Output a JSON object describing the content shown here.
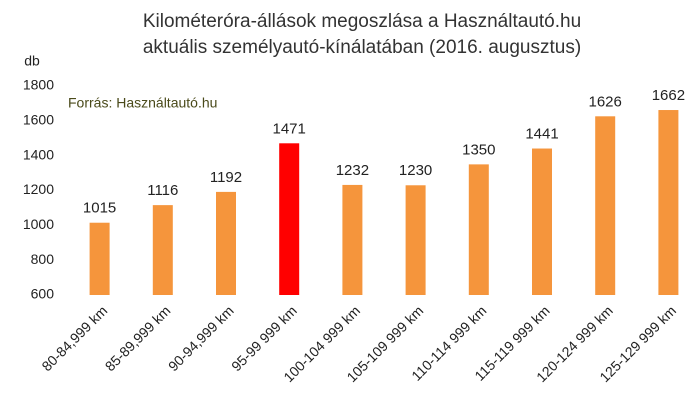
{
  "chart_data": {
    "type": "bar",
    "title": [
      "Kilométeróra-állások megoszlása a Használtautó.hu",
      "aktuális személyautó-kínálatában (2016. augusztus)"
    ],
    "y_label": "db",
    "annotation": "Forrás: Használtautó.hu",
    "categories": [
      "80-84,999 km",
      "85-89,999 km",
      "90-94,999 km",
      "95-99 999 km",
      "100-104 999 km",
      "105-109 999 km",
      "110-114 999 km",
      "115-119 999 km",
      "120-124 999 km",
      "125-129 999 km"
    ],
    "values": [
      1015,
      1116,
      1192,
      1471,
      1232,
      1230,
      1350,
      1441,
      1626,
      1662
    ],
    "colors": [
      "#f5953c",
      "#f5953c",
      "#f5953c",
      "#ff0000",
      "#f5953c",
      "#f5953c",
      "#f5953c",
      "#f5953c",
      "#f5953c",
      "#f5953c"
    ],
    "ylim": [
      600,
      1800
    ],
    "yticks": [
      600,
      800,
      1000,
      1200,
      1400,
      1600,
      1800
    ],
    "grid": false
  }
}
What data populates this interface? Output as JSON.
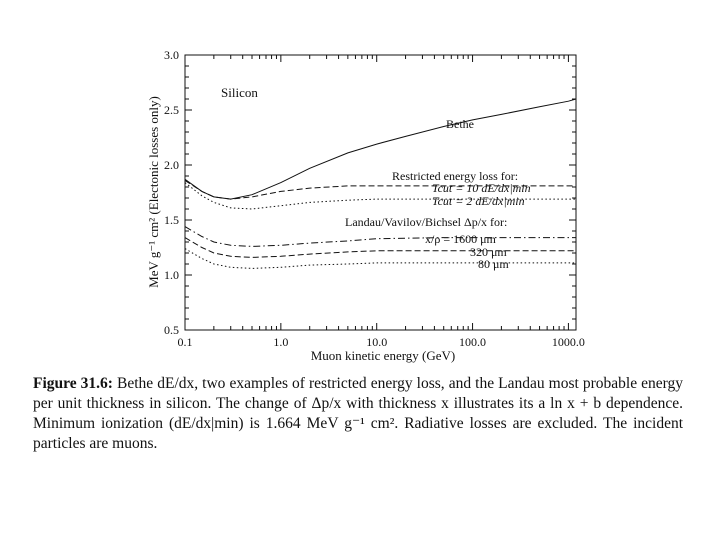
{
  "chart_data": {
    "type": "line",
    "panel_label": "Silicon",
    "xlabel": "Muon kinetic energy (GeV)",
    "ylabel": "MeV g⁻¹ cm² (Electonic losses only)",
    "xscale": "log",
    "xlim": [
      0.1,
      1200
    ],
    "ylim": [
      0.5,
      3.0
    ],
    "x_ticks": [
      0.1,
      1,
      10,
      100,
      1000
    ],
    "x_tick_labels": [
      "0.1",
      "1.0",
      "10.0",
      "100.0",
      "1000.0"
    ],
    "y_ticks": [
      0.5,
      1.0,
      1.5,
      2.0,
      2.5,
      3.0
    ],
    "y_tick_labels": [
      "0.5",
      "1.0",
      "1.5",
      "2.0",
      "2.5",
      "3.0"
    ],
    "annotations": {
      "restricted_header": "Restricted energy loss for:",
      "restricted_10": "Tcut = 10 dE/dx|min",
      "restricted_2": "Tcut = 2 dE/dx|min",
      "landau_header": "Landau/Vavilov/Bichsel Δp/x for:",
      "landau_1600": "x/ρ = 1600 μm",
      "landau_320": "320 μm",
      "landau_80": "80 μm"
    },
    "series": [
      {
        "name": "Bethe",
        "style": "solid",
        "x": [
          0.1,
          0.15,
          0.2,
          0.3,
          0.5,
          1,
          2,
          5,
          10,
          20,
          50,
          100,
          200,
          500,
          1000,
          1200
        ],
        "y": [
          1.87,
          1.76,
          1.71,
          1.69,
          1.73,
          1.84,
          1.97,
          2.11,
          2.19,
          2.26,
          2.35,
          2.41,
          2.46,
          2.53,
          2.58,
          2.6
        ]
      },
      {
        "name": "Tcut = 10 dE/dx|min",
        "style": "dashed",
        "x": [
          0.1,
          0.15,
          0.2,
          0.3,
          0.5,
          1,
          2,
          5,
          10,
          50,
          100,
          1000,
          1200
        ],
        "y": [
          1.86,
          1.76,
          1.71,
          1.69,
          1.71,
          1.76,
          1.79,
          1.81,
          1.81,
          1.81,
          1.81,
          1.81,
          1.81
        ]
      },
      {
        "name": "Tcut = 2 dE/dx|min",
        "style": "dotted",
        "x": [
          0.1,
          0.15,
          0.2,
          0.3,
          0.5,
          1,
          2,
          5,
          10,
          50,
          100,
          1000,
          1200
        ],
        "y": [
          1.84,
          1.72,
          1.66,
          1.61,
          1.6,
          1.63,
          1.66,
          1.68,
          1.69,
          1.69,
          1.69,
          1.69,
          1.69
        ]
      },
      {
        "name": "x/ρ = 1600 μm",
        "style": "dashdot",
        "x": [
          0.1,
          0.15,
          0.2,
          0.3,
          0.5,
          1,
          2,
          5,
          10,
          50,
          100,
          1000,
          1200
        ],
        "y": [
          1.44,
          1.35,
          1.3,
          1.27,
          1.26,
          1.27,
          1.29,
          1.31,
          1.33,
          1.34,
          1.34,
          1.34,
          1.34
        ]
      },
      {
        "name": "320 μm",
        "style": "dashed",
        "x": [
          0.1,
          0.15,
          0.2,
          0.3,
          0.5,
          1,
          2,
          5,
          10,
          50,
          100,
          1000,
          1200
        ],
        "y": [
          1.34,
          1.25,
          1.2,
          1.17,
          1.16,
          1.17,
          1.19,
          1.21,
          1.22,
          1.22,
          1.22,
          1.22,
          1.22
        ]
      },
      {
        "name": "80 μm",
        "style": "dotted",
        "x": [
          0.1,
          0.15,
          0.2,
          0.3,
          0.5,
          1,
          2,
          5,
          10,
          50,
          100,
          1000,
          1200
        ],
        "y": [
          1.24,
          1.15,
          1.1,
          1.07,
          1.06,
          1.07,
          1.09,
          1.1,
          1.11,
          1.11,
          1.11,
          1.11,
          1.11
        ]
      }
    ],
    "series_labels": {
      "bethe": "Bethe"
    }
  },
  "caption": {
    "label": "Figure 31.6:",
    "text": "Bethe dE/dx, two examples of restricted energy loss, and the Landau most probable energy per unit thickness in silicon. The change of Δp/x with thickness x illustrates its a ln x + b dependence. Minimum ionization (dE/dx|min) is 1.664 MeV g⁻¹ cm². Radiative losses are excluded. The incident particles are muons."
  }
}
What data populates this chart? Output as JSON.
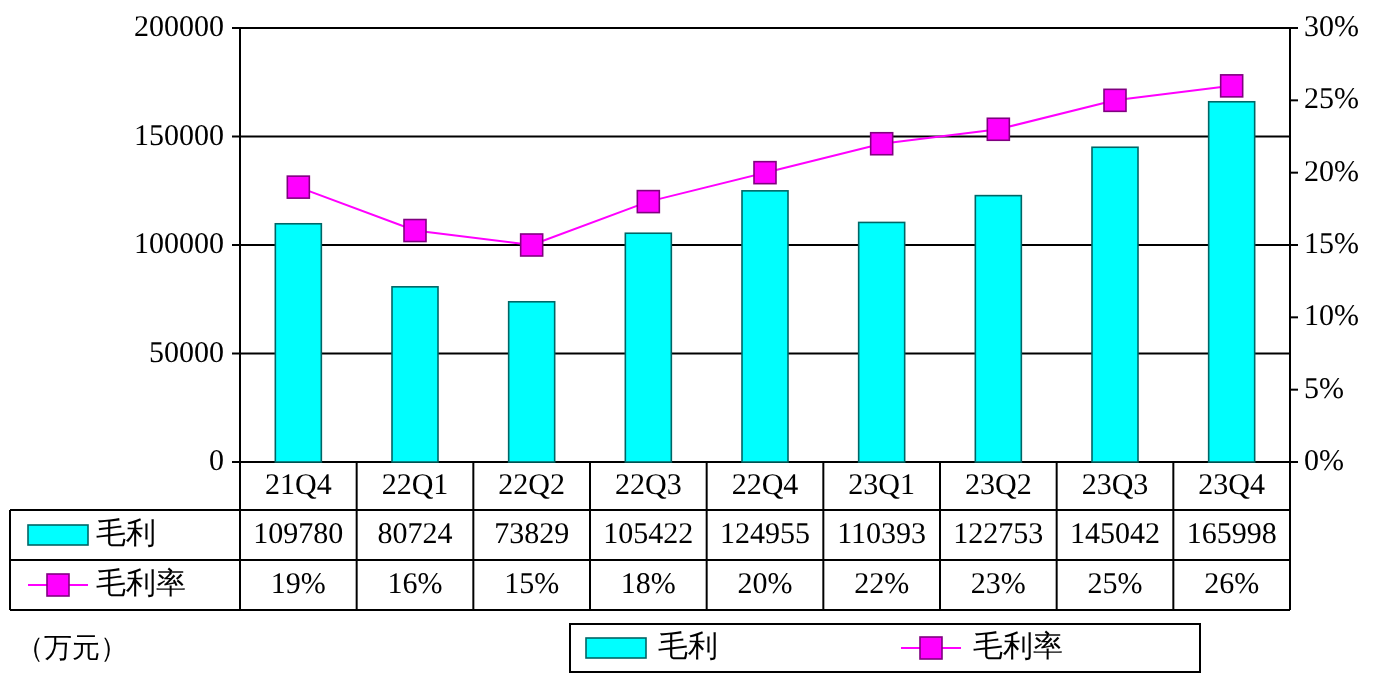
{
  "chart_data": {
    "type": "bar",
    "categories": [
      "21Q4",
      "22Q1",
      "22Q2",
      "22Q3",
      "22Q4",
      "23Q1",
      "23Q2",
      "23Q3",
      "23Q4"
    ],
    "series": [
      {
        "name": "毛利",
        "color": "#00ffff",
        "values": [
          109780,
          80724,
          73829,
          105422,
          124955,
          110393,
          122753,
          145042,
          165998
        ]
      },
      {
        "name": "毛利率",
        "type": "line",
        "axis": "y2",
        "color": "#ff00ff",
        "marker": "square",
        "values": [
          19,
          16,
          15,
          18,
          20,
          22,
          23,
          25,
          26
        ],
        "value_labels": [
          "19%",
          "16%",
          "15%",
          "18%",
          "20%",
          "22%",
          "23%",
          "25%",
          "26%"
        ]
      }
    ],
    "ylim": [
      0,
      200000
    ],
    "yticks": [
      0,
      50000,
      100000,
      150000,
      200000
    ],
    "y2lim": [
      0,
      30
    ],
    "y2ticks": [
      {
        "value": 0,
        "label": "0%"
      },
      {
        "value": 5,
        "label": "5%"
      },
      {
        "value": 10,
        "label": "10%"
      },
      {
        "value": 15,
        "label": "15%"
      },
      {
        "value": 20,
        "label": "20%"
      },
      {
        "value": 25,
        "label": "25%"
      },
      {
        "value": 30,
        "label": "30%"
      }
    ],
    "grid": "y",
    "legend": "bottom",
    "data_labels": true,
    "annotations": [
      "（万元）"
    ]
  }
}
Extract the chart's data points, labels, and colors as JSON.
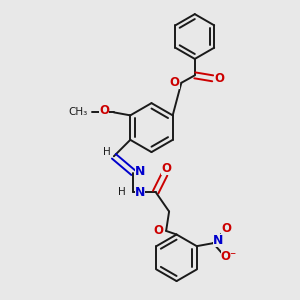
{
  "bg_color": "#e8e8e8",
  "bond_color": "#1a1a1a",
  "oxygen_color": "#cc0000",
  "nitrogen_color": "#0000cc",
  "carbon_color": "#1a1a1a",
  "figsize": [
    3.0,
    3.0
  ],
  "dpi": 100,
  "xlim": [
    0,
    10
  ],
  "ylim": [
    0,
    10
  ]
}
· · · · ·
DIRECTION → Repeat the data exactly, without the pictures.

SOLUTION FOR THIS TASK →
Output a JSON object describing the content shown here.
{
  "chart_data": {
    "type": "bar",
    "title": [
      "Kilométeróra-állások megoszlása a Használtautó.hu",
      "aktuális személyautó-kínálatában (2016. augusztus)"
    ],
    "y_label": "db",
    "annotation": "Forrás: Használtautó.hu",
    "categories": [
      "80-84,999 km",
      "85-89,999 km",
      "90-94,999 km",
      "95-99 999 km",
      "100-104 999 km",
      "105-109 999 km",
      "110-114 999 km",
      "115-119 999 km",
      "120-124 999 km",
      "125-129 999 km"
    ],
    "values": [
      1015,
      1116,
      1192,
      1471,
      1232,
      1230,
      1350,
      1441,
      1626,
      1662
    ],
    "colors": [
      "#f5953c",
      "#f5953c",
      "#f5953c",
      "#ff0000",
      "#f5953c",
      "#f5953c",
      "#f5953c",
      "#f5953c",
      "#f5953c",
      "#f5953c"
    ],
    "ylim": [
      600,
      1800
    ],
    "yticks": [
      600,
      800,
      1000,
      1200,
      1400,
      1600,
      1800
    ],
    "grid": false
  }
}
What data populates this interface? Output as JSON.
{
  "chart_data": {
    "type": "line",
    "panel_label": "Silicon",
    "xlabel": "Muon kinetic energy (GeV)",
    "ylabel": "MeV g⁻¹ cm² (Electonic losses only)",
    "xscale": "log",
    "xlim": [
      0.1,
      1200
    ],
    "ylim": [
      0.5,
      3.0
    ],
    "x_ticks": [
      0.1,
      1,
      10,
      100,
      1000
    ],
    "x_tick_labels": [
      "0.1",
      "1.0",
      "10.0",
      "100.0",
      "1000.0"
    ],
    "y_ticks": [
      0.5,
      1.0,
      1.5,
      2.0,
      2.5,
      3.0
    ],
    "y_tick_labels": [
      "0.5",
      "1.0",
      "1.5",
      "2.0",
      "2.5",
      "3.0"
    ],
    "annotations": {
      "restricted_header": "Restricted energy loss for:",
      "restricted_10": "Tcut = 10 dE/dx|min",
      "restricted_2": "Tcut = 2 dE/dx|min",
      "landau_header": "Landau/Vavilov/Bichsel Δp/x for:",
      "landau_1600": "x/ρ = 1600 μm",
      "landau_320": "320 μm",
      "landau_80": "80 μm"
    },
    "series": [
      {
        "name": "Bethe",
        "style": "solid",
        "x": [
          0.1,
          0.15,
          0.2,
          0.3,
          0.5,
          1,
          2,
          5,
          10,
          20,
          50,
          100,
          200,
          500,
          1000,
          1200
        ],
        "y": [
          1.87,
          1.76,
          1.71,
          1.69,
          1.73,
          1.84,
          1.97,
          2.11,
          2.19,
          2.26,
          2.35,
          2.41,
          2.46,
          2.53,
          2.58,
          2.6
        ]
      },
      {
        "name": "Tcut = 10 dE/dx|min",
        "style": "dashed",
        "x": [
          0.1,
          0.15,
          0.2,
          0.3,
          0.5,
          1,
          2,
          5,
          10,
          50,
          100,
          1000,
          1200
        ],
        "y": [
          1.86,
          1.76,
          1.71,
          1.69,
          1.71,
          1.76,
          1.79,
          1.81,
          1.81,
          1.81,
          1.81,
          1.81,
          1.81
        ]
      },
      {
        "name": "Tcut = 2 dE/dx|min",
        "style": "dotted",
        "x": [
          0.1,
          0.15,
          0.2,
          0.3,
          0.5,
          1,
          2,
          5,
          10,
          50,
          100,
          1000,
          1200
        ],
        "y": [
          1.84,
          1.72,
          1.66,
          1.61,
          1.6,
          1.63,
          1.66,
          1.68,
          1.69,
          1.69,
          1.69,
          1.69,
          1.69
        ]
      },
      {
        "name": "x/ρ = 1600 μm",
        "style": "dashdot",
        "x": [
          0.1,
          0.15,
          0.2,
          0.3,
          0.5,
          1,
          2,
          5,
          10,
          50,
          100,
          1000,
          1200
        ],
        "y": [
          1.44,
          1.35,
          1.3,
          1.27,
          1.26,
          1.27,
          1.29,
          1.31,
          1.33,
          1.34,
          1.34,
          1.34,
          1.34
        ]
      },
      {
        "name": "320 μm",
        "style": "dashed",
        "x": [
          0.1,
          0.15,
          0.2,
          0.3,
          0.5,
          1,
          2,
          5,
          10,
          50,
          100,
          1000,
          1200
        ],
        "y": [
          1.34,
          1.25,
          1.2,
          1.17,
          1.16,
          1.17,
          1.19,
          1.21,
          1.22,
          1.22,
          1.22,
          1.22,
          1.22
        ]
      },
      {
        "name": "80 μm",
        "style": "dotted",
        "x": [
          0.1,
          0.15,
          0.2,
          0.3,
          0.5,
          1,
          2,
          5,
          10,
          50,
          100,
          1000,
          1200
        ],
        "y": [
          1.24,
          1.15,
          1.1,
          1.07,
          1.06,
          1.07,
          1.09,
          1.1,
          1.11,
          1.11,
          1.11,
          1.11,
          1.11
        ]
      }
    ],
    "series_labels": {
      "bethe": "Bethe"
    }
  },
  "caption": {
    "label": "Figure 31.6:",
    "text": "Bethe dE/dx, two examples of restricted energy loss, and the Landau most probable energy per unit thickness in silicon. The change of Δp/x with thickness x illustrates its a ln x + b dependence. Minimum ionization (dE/dx|min) is 1.664 MeV g⁻¹ cm². Radiative losses are excluded. The incident particles are muons."
  }
}
What data populates this chart? Output as JSON.
{
  "chart_data": {
    "type": "bar",
    "categories": [
      "21Q4",
      "22Q1",
      "22Q2",
      "22Q3",
      "22Q4",
      "23Q1",
      "23Q2",
      "23Q3",
      "23Q4"
    ],
    "series": [
      {
        "name": "毛利",
        "color": "#00ffff",
        "values": [
          109780,
          80724,
          73829,
          105422,
          124955,
          110393,
          122753,
          145042,
          165998
        ]
      },
      {
        "name": "毛利率",
        "type": "line",
        "axis": "y2",
        "color": "#ff00ff",
        "marker": "square",
        "values": [
          19,
          16,
          15,
          18,
          20,
          22,
          23,
          25,
          26
        ],
        "value_labels": [
          "19%",
          "16%",
          "15%",
          "18%",
          "20%",
          "22%",
          "23%",
          "25%",
          "26%"
        ]
      }
    ],
    "ylim": [
      0,
      200000
    ],
    "yticks": [
      0,
      50000,
      100000,
      150000,
      200000
    ],
    "y2lim": [
      0,
      30
    ],
    "y2ticks": [
      {
        "value": 0,
        "label": "0%"
      },
      {
        "value": 5,
        "label": "5%"
      },
      {
        "value": 10,
        "label": "10%"
      },
      {
        "value": 15,
        "label": "15%"
      },
      {
        "value": 20,
        "label": "20%"
      },
      {
        "value": 25,
        "label": "25%"
      },
      {
        "value": 30,
        "label": "30%"
      }
    ],
    "grid": "y",
    "legend": "bottom",
    "data_labels": true,
    "annotations": [
      "（万元）"
    ]
  }
}
Extract the chart's data points, labels, and colors as JSON.
{
  "bg_color": "#e8e8e8",
  "bond_color": "#1a1a1a",
  "oxygen_color": "#cc0000",
  "nitrogen_color": "#0000cc",
  "carbon_color": "#1a1a1a",
  "figsize": [
    3.0,
    3.0
  ],
  "dpi": 100,
  "xlim": [
    0,
    10
  ],
  "ylim": [
    0,
    10
  ]
}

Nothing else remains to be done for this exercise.